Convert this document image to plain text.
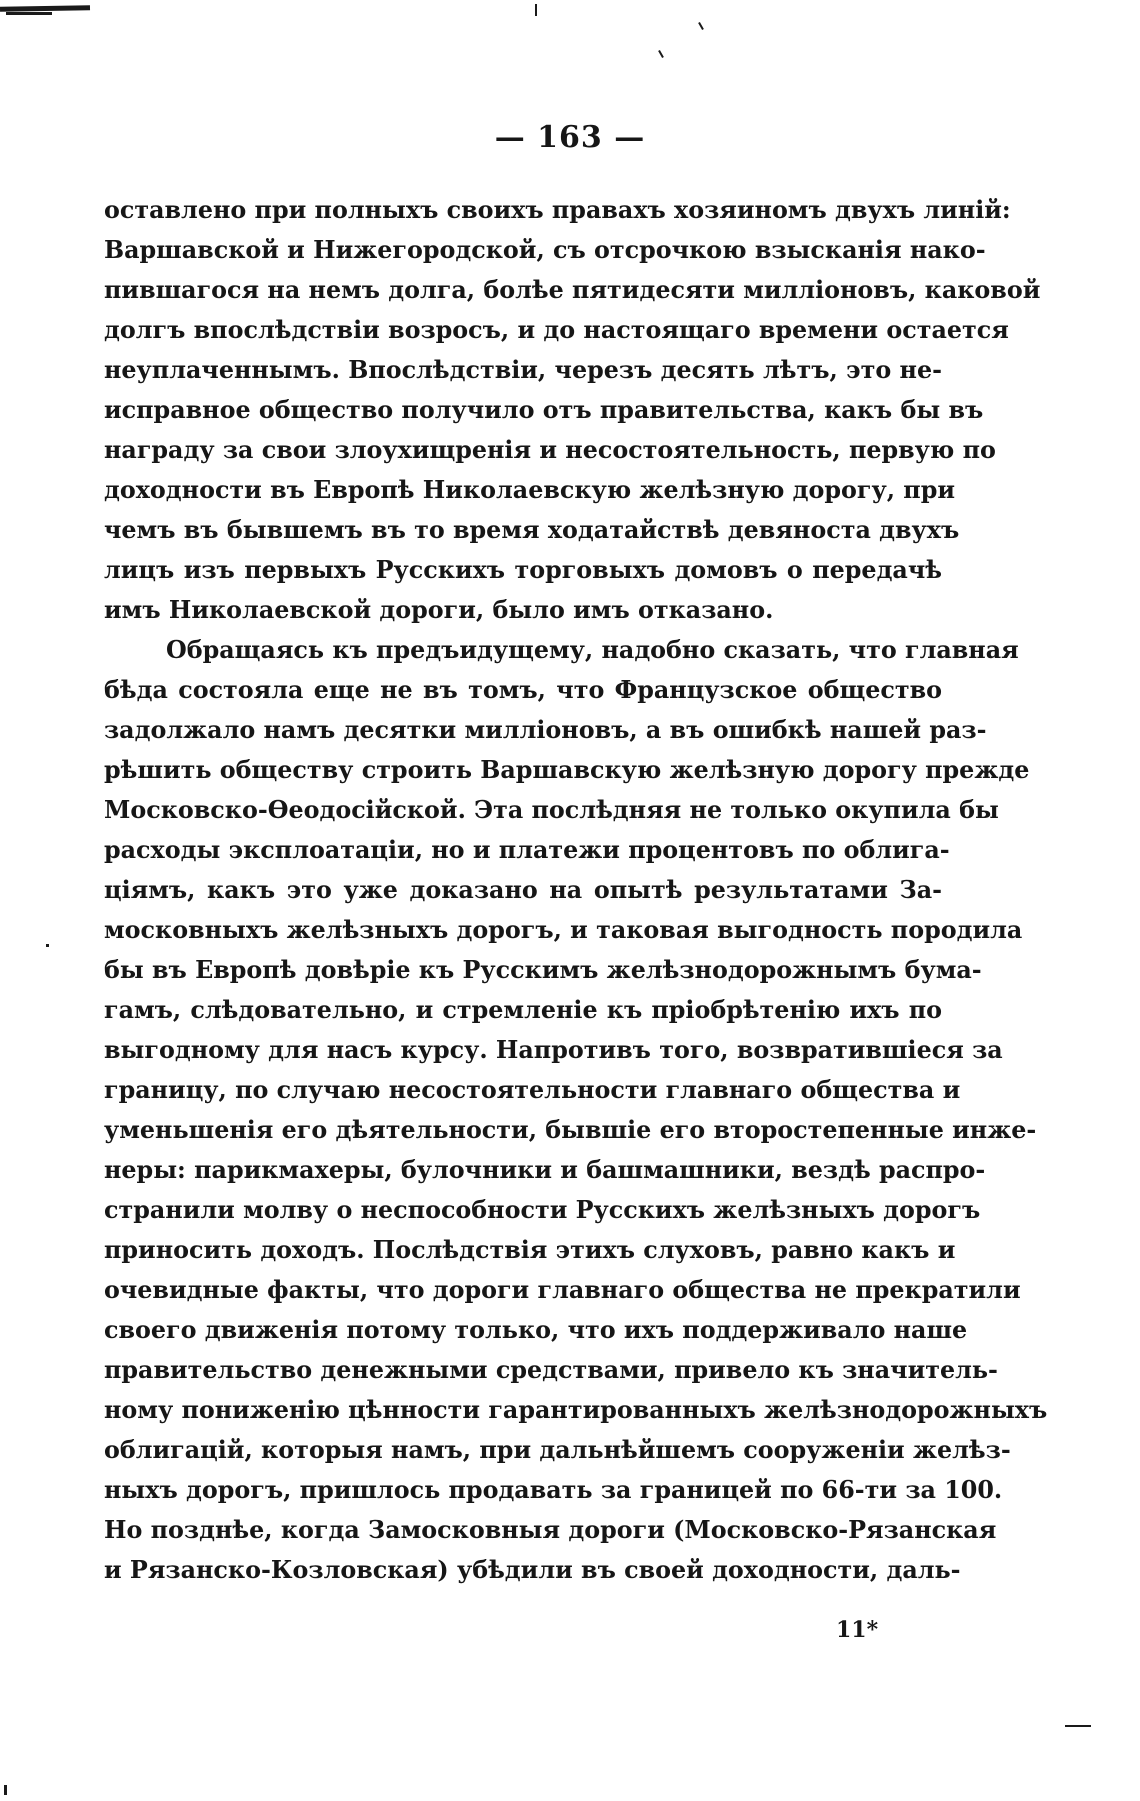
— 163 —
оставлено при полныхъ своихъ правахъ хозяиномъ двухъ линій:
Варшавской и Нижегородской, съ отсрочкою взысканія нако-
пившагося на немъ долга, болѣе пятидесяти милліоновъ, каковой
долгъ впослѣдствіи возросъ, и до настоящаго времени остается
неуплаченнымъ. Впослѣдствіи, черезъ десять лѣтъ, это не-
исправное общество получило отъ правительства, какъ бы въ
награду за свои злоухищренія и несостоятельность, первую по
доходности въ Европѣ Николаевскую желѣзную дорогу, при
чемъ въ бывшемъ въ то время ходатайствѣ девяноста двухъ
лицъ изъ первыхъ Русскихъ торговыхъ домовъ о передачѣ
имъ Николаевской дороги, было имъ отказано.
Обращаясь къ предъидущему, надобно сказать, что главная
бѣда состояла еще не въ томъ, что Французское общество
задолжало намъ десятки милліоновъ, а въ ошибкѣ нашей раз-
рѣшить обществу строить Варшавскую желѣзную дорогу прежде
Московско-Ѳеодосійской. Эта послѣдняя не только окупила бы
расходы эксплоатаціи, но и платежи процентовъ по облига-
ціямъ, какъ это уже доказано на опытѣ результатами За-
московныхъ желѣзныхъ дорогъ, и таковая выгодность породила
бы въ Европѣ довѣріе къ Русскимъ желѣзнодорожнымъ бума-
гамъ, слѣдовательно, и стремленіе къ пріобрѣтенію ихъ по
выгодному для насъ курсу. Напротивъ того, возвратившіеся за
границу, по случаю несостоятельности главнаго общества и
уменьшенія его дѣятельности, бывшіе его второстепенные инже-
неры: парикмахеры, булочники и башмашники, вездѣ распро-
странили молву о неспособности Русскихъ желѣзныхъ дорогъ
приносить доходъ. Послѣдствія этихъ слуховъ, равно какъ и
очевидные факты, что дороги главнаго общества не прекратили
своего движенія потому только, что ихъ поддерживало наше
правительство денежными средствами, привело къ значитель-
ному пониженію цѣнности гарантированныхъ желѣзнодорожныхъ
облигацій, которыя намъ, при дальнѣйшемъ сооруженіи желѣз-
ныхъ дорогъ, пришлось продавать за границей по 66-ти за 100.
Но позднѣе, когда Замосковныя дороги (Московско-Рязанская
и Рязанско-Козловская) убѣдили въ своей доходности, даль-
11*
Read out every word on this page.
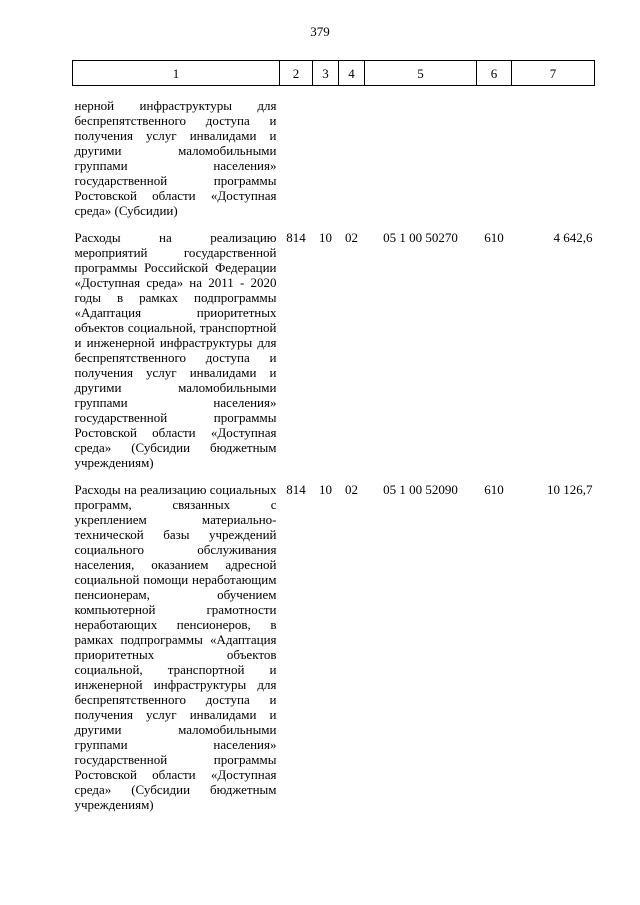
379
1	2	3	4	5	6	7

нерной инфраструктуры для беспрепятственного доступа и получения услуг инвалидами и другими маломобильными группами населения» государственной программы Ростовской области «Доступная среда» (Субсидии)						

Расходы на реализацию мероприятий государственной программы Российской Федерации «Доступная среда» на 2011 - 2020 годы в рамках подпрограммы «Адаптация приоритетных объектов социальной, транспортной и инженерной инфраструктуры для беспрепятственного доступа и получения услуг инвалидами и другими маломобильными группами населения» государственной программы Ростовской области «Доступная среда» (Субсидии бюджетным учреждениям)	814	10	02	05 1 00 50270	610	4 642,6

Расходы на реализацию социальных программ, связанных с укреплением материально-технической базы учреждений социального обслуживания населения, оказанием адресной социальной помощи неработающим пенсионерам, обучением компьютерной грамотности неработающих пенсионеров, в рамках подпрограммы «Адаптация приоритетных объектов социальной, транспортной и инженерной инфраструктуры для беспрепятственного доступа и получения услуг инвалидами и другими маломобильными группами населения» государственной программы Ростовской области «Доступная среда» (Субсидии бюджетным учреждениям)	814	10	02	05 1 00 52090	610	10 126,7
++++++++++++++++++++
SET TASK:
Return every line of the records exactly as given, pictures excluded.

EXPECTED OUTPUT:
Convert this document image to plain text.
— 163 —
оставлено при полныхъ своихъ правахъ хозяиномъ двухъ линій:
Варшавской и Нижегородской, съ отсрочкою взысканія нако-
пившагося на немъ долга, болѣе пятидесяти милліоновъ, каковой
долгъ впослѣдствіи возросъ, и до настоящаго времени остается
неуплаченнымъ. Впослѣдствіи, черезъ десять лѣтъ, это не-
исправное общество получило отъ правительства, какъ бы въ
награду за свои злоухищренія и несостоятельность, первую по
доходности въ Европѣ Николаевскую желѣзную дорогу, при
чемъ въ бывшемъ въ то время ходатайствѣ девяноста двухъ
лицъ изъ первыхъ Русскихъ торговыхъ домовъ о передачѣ
имъ Николаевской дороги, было имъ отказано.
Обращаясь къ предъидущему, надобно сказать, что главная
бѣда состояла еще не въ томъ, что Французское общество
задолжало намъ десятки милліоновъ, а въ ошибкѣ нашей раз-
рѣшить обществу строить Варшавскую желѣзную дорогу прежде
Московско-Ѳеодосійской. Эта послѣдняя не только окупила бы
расходы эксплоатаціи, но и платежи процентовъ по облига-
ціямъ, какъ это уже доказано на опытѣ результатами За-
московныхъ желѣзныхъ дорогъ, и таковая выгодность породила
бы въ Европѣ довѣріе къ Русскимъ желѣзнодорожнымъ бума-
гамъ, слѣдовательно, и стремленіе къ пріобрѣтенію ихъ по
выгодному для насъ курсу. Напротивъ того, возвратившіеся за
границу, по случаю несостоятельности главнаго общества и
уменьшенія его дѣятельности, бывшіе его второстепенные инже-
неры: парикмахеры, булочники и башмашники, вездѣ распро-
странили молву о неспособности Русскихъ желѣзныхъ дорогъ
приносить доходъ. Послѣдствія этихъ слуховъ, равно какъ и
очевидные факты, что дороги главнаго общества не прекратили
своего движенія потому только, что ихъ поддерживало наше
правительство денежными средствами, привело къ значитель-
ному пониженію цѣнности гарантированныхъ желѣзнодорожныхъ
облигацій, которыя намъ, при дальнѣйшемъ сооруженіи желѣз-
ныхъ дорогъ, пришлось продавать за границей по 66-ти за 100.
Но позднѣе, когда Замосковныя дороги (Московско-Рязанская
и Рязанско-Козловская) убѣдили въ своей доходности, даль-
11*
Read out every word on this page.
379
1	2	3	4	5	6	7

нерной инфраструктуры для беспрепятственного доступа и получения услуг инвалидами и другими маломобильными группами населения» государственной программы Ростовской области «Доступная среда» (Субсидии)						

Расходы на реализацию мероприятий государственной программы Российской Федерации «Доступная среда» на 2011 - 2020 годы в рамках подпрограммы «Адаптация приоритетных объектов социальной, транспортной и инженерной инфраструктуры для беспрепятственного доступа и получения услуг инвалидами и другими маломобильными группами населения» государственной программы Ростовской области «Доступная среда» (Субсидии бюджетным учреждениям)	814	10	02	05 1 00 50270	610	4 642,6

Расходы на реализацию социальных программ, связанных с укреплением материально-технической базы учреждений социального обслуживания населения, оказанием адресной социальной помощи неработающим пенсионерам, обучением компьютерной грамотности неработающих пенсионеров, в рамках подпрограммы «Адаптация приоритетных объектов социальной, транспортной и инженерной инфраструктуры для беспрепятственного доступа и получения услуг инвалидами и другими маломобильными группами населения» государственной программы Ростовской области «Доступная среда» (Субсидии бюджетным учреждениям)	814	10	02	05 1 00 52090	610	10 126,7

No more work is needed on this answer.